GOAL - In your copy, repeat the records exactly and leave out the pictures.

Figure collection entries -
--- begin ---
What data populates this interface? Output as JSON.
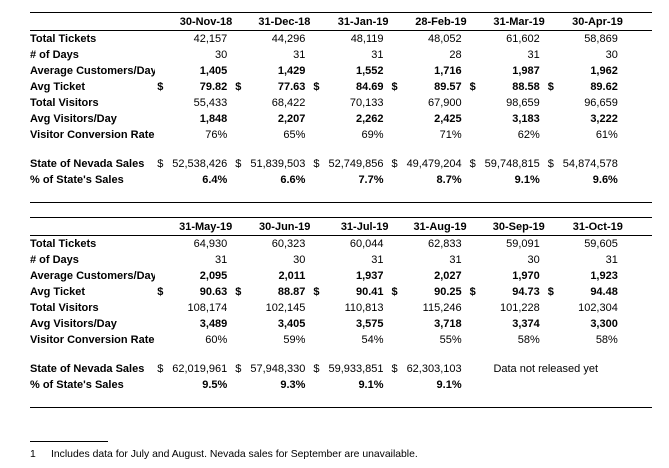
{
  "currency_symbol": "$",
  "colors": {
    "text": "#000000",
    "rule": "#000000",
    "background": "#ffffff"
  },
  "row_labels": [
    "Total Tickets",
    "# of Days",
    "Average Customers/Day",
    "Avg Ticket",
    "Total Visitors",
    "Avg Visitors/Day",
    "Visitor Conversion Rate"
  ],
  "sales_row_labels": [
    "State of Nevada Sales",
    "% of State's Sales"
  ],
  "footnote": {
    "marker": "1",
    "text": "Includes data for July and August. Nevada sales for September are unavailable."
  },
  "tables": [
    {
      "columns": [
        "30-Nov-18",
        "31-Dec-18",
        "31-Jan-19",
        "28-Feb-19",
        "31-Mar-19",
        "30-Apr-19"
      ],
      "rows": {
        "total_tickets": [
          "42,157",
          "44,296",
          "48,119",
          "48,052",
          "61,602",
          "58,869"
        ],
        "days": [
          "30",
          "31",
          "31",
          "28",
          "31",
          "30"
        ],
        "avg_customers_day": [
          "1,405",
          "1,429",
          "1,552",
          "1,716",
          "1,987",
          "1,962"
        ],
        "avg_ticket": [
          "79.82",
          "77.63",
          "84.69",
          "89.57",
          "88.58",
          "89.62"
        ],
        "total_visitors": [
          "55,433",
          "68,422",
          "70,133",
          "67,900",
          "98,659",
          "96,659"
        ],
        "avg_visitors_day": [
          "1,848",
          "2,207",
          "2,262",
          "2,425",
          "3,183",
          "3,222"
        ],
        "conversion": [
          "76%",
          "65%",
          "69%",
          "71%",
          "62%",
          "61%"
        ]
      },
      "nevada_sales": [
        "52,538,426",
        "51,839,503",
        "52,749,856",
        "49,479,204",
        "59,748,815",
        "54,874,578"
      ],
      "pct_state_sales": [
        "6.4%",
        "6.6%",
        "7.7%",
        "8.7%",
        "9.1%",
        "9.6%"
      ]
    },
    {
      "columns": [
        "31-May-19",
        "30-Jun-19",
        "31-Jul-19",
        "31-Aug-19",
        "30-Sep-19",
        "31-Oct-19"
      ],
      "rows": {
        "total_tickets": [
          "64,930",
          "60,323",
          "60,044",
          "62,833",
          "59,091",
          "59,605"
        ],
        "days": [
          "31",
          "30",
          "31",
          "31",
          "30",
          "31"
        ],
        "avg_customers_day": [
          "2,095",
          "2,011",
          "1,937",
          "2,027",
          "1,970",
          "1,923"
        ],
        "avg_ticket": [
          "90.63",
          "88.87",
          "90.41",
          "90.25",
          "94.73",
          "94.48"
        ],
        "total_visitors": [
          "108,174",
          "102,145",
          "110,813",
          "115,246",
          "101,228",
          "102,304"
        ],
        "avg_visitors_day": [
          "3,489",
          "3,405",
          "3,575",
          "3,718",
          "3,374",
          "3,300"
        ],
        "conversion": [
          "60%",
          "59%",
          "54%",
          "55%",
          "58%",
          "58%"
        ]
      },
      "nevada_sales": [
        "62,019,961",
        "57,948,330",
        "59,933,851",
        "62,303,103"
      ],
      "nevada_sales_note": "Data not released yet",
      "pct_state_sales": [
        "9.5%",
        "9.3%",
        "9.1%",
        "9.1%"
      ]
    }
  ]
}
--- end ---
THE REPLY -
What data populates this interface? Output as JSON.
{
  "currency_symbol": "$",
  "colors": {
    "text": "#000000",
    "rule": "#000000",
    "background": "#ffffff"
  },
  "row_labels": [
    "Total Tickets",
    "# of Days",
    "Average Customers/Day",
    "Avg Ticket",
    "Total Visitors",
    "Avg Visitors/Day",
    "Visitor Conversion Rate"
  ],
  "sales_row_labels": [
    "State of Nevada Sales",
    "% of State's Sales"
  ],
  "footnote": {
    "marker": "1",
    "text": "Includes data for July and August. Nevada sales for September are unavailable."
  },
  "tables": [
    {
      "columns": [
        "30-Nov-18",
        "31-Dec-18",
        "31-Jan-19",
        "28-Feb-19",
        "31-Mar-19",
        "30-Apr-19"
      ],
      "rows": {
        "total_tickets": [
          "42,157",
          "44,296",
          "48,119",
          "48,052",
          "61,602",
          "58,869"
        ],
        "days": [
          "30",
          "31",
          "31",
          "28",
          "31",
          "30"
        ],
        "avg_customers_day": [
          "1,405",
          "1,429",
          "1,552",
          "1,716",
          "1,987",
          "1,962"
        ],
        "avg_ticket": [
          "79.82",
          "77.63",
          "84.69",
          "89.57",
          "88.58",
          "89.62"
        ],
        "total_visitors": [
          "55,433",
          "68,422",
          "70,133",
          "67,900",
          "98,659",
          "96,659"
        ],
        "avg_visitors_day": [
          "1,848",
          "2,207",
          "2,262",
          "2,425",
          "3,183",
          "3,222"
        ],
        "conversion": [
          "76%",
          "65%",
          "69%",
          "71%",
          "62%",
          "61%"
        ]
      },
      "nevada_sales": [
        "52,538,426",
        "51,839,503",
        "52,749,856",
        "49,479,204",
        "59,748,815",
        "54,874,578"
      ],
      "pct_state_sales": [
        "6.4%",
        "6.6%",
        "7.7%",
        "8.7%",
        "9.1%",
        "9.6%"
      ]
    },
    {
      "columns": [
        "31-May-19",
        "30-Jun-19",
        "31-Jul-19",
        "31-Aug-19",
        "30-Sep-19",
        "31-Oct-19"
      ],
      "rows": {
        "total_tickets": [
          "64,930",
          "60,323",
          "60,044",
          "62,833",
          "59,091",
          "59,605"
        ],
        "days": [
          "31",
          "30",
          "31",
          "31",
          "30",
          "31"
        ],
        "avg_customers_day": [
          "2,095",
          "2,011",
          "1,937",
          "2,027",
          "1,970",
          "1,923"
        ],
        "avg_ticket": [
          "90.63",
          "88.87",
          "90.41",
          "90.25",
          "94.73",
          "94.48"
        ],
        "total_visitors": [
          "108,174",
          "102,145",
          "110,813",
          "115,246",
          "101,228",
          "102,304"
        ],
        "avg_visitors_day": [
          "3,489",
          "3,405",
          "3,575",
          "3,718",
          "3,374",
          "3,300"
        ],
        "conversion": [
          "60%",
          "59%",
          "54%",
          "55%",
          "58%",
          "58%"
        ]
      },
      "nevada_sales": [
        "62,019,961",
        "57,948,330",
        "59,933,851",
        "62,303,103"
      ],
      "nevada_sales_note": "Data not released yet",
      "pct_state_sales": [
        "9.5%",
        "9.3%",
        "9.1%",
        "9.1%"
      ]
    }
  ]
}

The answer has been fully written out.